**EXTRACTED ENTRIES**
──────

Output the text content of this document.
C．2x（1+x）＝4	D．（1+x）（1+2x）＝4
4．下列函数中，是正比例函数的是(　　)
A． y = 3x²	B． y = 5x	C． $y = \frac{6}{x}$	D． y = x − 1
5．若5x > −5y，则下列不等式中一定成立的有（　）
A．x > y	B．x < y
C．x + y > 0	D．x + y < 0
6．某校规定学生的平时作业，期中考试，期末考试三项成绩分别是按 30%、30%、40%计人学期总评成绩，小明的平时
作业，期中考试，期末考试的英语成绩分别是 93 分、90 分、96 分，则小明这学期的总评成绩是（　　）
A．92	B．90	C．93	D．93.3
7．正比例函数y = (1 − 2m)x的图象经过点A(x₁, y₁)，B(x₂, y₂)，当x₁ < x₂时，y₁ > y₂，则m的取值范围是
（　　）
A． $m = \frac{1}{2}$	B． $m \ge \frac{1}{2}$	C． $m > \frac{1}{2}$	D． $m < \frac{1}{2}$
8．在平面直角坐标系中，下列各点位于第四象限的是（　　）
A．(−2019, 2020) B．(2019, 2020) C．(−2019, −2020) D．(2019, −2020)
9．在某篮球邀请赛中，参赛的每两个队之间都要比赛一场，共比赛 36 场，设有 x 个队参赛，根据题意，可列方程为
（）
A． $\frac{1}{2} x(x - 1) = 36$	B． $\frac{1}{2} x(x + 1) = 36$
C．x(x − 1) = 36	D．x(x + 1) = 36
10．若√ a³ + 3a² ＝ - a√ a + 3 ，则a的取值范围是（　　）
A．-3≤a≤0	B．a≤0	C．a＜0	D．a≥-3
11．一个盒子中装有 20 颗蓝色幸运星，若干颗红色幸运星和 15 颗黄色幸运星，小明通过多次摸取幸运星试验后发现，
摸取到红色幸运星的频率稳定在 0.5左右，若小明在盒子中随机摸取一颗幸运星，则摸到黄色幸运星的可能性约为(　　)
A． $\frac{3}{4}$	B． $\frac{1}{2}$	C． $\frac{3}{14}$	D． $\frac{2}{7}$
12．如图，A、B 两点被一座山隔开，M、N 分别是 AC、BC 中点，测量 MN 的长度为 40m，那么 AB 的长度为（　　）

──────

**TASK**
Copy each line of the records above that carries the word "期中考试".

**EXPECTED ANSWER**
6．某校规定学生的平时作业，期中考试，期末考试三项成绩分别是按 30%、30%、40%计人学期总评成绩，小明的平时
作业，期中考试，期末考试的英语成绩分别是 93 分、90 分、96 分，则小明这学期的总评成绩是（　　）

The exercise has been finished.